> PROBLEM STATEMENT
Find every line below that contains the word "сентября" and copy it out.

> DATA SUPPLIED
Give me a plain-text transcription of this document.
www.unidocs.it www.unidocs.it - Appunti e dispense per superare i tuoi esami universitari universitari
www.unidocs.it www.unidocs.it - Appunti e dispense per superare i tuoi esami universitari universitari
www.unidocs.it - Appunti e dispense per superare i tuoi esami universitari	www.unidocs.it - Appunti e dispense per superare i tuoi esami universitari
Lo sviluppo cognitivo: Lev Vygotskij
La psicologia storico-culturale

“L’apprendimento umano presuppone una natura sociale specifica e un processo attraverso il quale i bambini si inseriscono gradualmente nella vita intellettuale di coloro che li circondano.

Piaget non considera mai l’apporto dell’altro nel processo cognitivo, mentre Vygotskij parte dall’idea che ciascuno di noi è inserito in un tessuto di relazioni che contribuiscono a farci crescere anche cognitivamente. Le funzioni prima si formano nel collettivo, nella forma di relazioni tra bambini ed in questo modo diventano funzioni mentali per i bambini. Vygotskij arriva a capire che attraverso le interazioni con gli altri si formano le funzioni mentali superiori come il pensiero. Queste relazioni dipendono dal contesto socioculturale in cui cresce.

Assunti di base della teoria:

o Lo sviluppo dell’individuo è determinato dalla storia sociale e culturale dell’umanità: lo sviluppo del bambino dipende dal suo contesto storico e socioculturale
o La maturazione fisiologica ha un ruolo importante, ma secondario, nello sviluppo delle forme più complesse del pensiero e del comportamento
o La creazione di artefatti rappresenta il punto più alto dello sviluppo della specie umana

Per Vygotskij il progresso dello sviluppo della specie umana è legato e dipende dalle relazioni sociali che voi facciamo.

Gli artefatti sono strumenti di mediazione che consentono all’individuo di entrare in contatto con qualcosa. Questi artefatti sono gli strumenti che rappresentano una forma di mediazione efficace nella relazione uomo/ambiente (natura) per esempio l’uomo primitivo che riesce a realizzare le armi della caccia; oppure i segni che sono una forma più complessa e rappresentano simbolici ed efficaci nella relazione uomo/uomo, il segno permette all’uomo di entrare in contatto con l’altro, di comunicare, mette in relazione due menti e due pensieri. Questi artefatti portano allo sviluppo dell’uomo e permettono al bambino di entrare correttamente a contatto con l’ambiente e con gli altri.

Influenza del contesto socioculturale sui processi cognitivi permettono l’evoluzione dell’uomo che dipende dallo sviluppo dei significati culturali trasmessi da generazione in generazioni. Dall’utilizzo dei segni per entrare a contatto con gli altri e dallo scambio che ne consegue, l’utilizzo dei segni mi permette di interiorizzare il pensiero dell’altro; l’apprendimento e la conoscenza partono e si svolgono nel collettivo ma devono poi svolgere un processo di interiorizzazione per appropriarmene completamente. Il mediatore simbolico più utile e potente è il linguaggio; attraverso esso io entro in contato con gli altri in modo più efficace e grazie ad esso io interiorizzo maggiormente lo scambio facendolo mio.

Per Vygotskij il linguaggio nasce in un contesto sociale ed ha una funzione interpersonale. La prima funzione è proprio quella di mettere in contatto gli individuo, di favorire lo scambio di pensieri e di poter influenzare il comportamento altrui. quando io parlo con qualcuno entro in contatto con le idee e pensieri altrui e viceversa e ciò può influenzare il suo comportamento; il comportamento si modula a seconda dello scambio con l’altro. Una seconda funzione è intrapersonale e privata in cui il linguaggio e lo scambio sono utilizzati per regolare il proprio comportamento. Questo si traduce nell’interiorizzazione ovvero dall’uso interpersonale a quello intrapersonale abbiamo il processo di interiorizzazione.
--
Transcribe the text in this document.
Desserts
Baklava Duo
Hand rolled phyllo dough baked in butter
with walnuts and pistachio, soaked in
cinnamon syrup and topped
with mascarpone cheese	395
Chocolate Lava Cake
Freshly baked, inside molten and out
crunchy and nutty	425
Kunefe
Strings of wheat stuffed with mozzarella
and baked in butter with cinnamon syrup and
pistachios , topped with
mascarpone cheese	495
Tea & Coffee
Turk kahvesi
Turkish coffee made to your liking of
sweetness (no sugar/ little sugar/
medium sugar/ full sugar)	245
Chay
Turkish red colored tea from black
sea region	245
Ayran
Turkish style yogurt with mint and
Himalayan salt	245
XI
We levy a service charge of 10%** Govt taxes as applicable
--
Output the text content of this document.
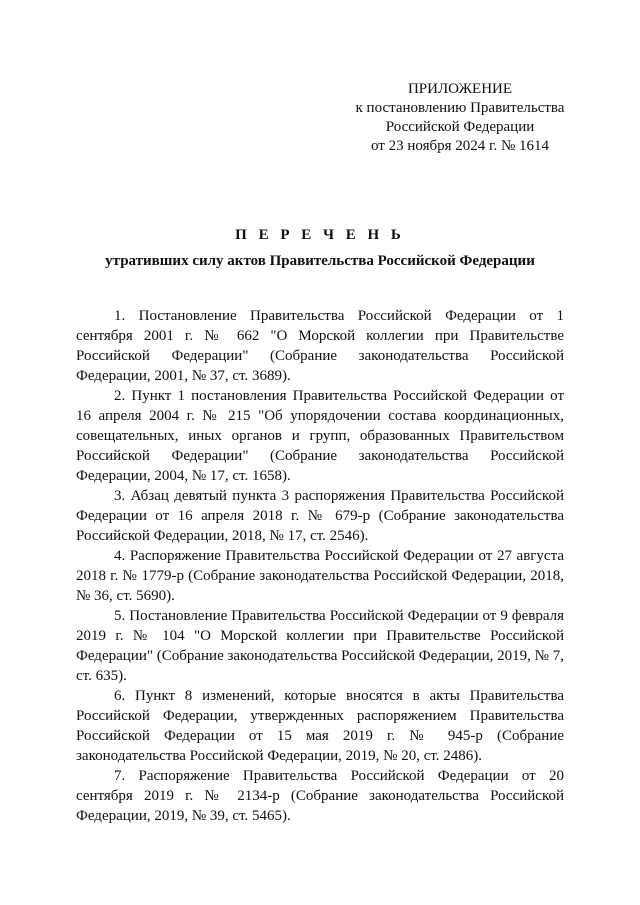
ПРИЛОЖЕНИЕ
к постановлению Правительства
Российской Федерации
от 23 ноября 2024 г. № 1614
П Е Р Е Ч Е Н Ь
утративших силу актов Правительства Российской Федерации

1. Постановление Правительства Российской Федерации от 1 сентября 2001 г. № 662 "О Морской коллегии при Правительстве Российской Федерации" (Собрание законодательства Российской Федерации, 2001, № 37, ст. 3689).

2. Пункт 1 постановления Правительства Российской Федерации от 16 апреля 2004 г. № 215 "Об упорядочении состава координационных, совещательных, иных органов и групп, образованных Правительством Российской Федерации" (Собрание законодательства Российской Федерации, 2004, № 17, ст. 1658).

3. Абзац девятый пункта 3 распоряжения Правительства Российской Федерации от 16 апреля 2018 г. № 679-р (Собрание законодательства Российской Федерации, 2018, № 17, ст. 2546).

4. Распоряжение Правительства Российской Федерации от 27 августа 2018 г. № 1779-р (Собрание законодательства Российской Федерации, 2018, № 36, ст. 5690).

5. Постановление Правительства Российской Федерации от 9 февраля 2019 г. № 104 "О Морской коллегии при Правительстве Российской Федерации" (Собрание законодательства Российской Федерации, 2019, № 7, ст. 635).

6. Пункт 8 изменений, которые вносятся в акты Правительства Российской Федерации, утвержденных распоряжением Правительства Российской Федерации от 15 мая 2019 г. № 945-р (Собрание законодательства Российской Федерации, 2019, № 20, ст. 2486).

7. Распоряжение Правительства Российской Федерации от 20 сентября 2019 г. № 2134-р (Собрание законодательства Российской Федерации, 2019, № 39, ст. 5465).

> TASK OUTPUT
1. Постановление Правительства Российской Федерации от 1 сентября 2001 г. № 662 "О Морской коллегии при Правительстве Российской Федерации" (Собрание законодательства Российской Федерации, 2001, № 37, ст. 3689).
7. Распоряжение Правительства Российской Федерации от 20 сентября 2019 г. № 2134-р (Собрание законодательства Российской Федерации, 2019, № 39, ст. 5465).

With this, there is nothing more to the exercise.